Short problem: Reply only with how many lines contain the word "Единого".
· · · · · · ·
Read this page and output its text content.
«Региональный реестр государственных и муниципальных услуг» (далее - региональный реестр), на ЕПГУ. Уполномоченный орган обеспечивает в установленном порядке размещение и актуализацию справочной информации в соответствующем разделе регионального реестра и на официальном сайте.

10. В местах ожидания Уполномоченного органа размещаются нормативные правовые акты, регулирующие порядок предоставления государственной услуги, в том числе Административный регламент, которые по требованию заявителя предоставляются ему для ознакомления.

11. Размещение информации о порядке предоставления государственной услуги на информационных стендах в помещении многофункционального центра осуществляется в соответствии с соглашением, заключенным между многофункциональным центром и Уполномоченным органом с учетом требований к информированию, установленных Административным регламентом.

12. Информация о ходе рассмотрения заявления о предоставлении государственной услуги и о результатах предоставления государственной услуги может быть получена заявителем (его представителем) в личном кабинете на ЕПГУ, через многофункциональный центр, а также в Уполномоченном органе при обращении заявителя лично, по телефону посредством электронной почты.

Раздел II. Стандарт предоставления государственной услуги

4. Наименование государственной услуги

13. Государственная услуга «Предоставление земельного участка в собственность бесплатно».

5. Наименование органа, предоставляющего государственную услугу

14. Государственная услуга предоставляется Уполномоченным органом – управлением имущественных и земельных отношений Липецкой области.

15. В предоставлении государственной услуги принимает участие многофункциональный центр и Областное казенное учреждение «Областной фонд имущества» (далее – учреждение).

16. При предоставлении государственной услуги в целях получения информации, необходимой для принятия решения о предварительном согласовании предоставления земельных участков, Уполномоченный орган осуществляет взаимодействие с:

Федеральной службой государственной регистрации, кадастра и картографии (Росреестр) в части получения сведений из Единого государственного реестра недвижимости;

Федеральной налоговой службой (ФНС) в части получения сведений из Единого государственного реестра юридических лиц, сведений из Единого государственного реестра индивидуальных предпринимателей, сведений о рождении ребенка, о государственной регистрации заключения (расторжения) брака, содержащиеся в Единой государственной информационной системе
· · · · · · ·
Full answer: 2